====== TEXTAUSZUG

Ontologie-/ Wissens-Ingenieur
Dieser hat die zentrale Aufgabe, eine Ontologie zu erstellen und zu managen und nutzt hierfür computer-basierte Werkzeuge; zudem muss der Ontologie-Ingenieur den fachlichen Inhalt einer Ontologie, beispielsweise einer Warengruppe oder des Geschäftsmodells, so weit verstehen, dass er diesen modellieren kann – hierfür stimmt er sich mit der entsprechenden Fachabteilung in einer Unternehmung ab

Metadaten und semantische Anreicherung („Annotation“)
Um konkrete Gegenstände, beispielsweise ein Produkt und dessen Eigenschaften, einer Ontologie zuzuordnen, wird der Datensatz des Produkts mit semantischen Metadaten erweitert (das Produkt wird eine „Instanz“ der Ontologie); dies wird manuell oder tool-gestützt durchgeführt – im Prinzip werden neue Code-Zeilen integriert

Semantic Web Service
In existierende oder neue Web Services wird eine formale Beschreibung integriert und somit für Computer besser verarbeitbar; sinngemäß wird damit auch eine SOA-Anwendung (service-orientierte Architektur) zu einer semantischen SOA-Anwendung erweitert.

Mit Hilfe einer Ontologie ist also eine formale Beschreibung eines Inhalts gegeben. Damit wird einerseits die jeweilige konkrete Objektbeschreibung viel besser und vor allem durch Computer automatisch weiterverarbeitbar, andererseits können verschiedene Ontologien miteinander verknüpft werden; dies ermöglicht ein Ineinandergreifen verschiedener Beschreibungen.

5. Auswirkung und Nutzen von Semantic eCommerce

Im Folgenden wird kurz die Auswirkung der semantischen Technologie auf die zentralen Marktteilnehmer im elektronischen Handel aufgeführt sowie ein Szenario für eine Nutzung skizziert.

Beispielhafte Auswirkung von Semantic eCommerce mit Schwerpunkt auf den Kunden:

– Verbesserte Findbarkeit von Produkten im gesamten Internet, auch bei komplexen Fragen (beispielsweise nach mehreren Produkteigenschaften)

– Austauschbarkeit der Such-Applikation für das Finden von Produkten (sie muss „nur“ auf semantischer Technologie beruhen)

– Höhere Markttransparenz für Kunden respektive alle Marktteilnehmer, und damit eine bessere Vergleichbarkeit der Angebote

– „Dynamische“ Angebote/ Bundles durch Individualisierung

– „Intelligenter“ eCommerce durch lernende und adaptive Systeme

– „Automatisierter“ eCommerce durch assistentengestützte Aktionen

– Höhere Bedeutung von Vertrauen, Datenschutz und –sicherheit

Beispielhafte Auswirkung von Semantic eCommerce mit Schwerpunkt auf den EShop- Betreiber:

– Änderung der Wertschöpfungskette (Stärkere Interaktion zwischen Hersteller und Kunde, direkter Zugriff auf die Produktbeschreibungen des Herstellers durch den Kunden, automatischer Zugriff von Applikationen auf Beschreibungen, nur einmalige Datenaktualisierung erforderlich)

============
====== GESAMMELTE DATEN

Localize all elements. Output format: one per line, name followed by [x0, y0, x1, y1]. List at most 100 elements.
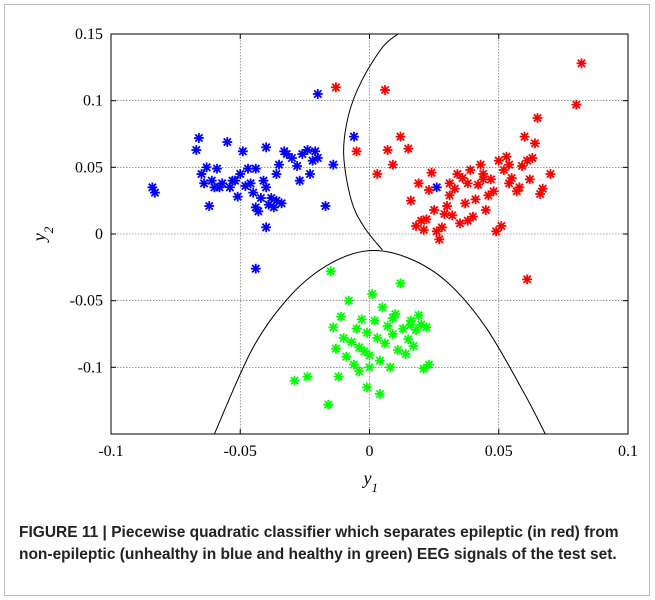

============

AUFGABEN.
A: Übersetze den Satz „Mit Hilfe einer Ontologie ist also eine formale Beschreibung eines Inhalts gegeben.“ aus dem Textauszug ins Englische.
B: Warum stimmt sich der Ontologie-Ingenieur laut Textauszug mit der Fachabteilung im Unternehmen ab? Erkläre es in ein bis drei Sätzen.
Das Material kommt aus einer anderen Quelle.

DIE ANTWORTEN.
A: With the help of an ontology, a formal description of content is thus provided.

B: Der Ontologie-Ingenieur muss den fachlichen Inhalt einer Ontologie so weit verstehen, dass er ihn modellieren kann. Solche Inhalte sind zum Beispiel eine Warengruppe oder das Geschäftsmodell. Um dieses Verständnis zu bekommen, spricht er sich mit der zuständigen Fachabteilung ab.